→ Written request
Go through the records and copy each line where the word "color" occurs.
** BEGIN **
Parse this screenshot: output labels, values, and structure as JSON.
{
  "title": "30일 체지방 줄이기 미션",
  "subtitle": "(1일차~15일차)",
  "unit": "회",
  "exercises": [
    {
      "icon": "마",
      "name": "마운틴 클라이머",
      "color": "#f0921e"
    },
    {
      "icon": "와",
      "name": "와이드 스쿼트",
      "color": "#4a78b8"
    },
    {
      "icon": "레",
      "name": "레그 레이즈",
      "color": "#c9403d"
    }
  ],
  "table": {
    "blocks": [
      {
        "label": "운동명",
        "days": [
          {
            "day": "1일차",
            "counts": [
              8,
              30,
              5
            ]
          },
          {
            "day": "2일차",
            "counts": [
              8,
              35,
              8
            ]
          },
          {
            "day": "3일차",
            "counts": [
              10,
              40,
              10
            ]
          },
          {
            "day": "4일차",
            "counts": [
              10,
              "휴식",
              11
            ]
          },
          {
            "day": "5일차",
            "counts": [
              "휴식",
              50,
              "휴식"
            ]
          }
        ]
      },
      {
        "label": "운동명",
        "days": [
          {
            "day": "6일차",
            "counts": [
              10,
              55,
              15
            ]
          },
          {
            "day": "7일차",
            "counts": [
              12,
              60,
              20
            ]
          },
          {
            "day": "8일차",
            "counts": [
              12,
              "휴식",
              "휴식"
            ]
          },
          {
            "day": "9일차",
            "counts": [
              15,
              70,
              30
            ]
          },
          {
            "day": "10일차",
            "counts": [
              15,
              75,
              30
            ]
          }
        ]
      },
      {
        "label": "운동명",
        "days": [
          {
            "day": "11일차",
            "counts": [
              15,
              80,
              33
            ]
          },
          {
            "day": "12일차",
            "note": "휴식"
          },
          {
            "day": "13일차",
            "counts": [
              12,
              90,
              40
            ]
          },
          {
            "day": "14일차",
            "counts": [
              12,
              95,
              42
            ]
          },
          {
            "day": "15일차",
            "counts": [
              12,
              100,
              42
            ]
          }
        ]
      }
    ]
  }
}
** END **
→ Answer in full
      "color": "#f0921e"
      "color": "#4a78b8"
      "color": "#c9403d"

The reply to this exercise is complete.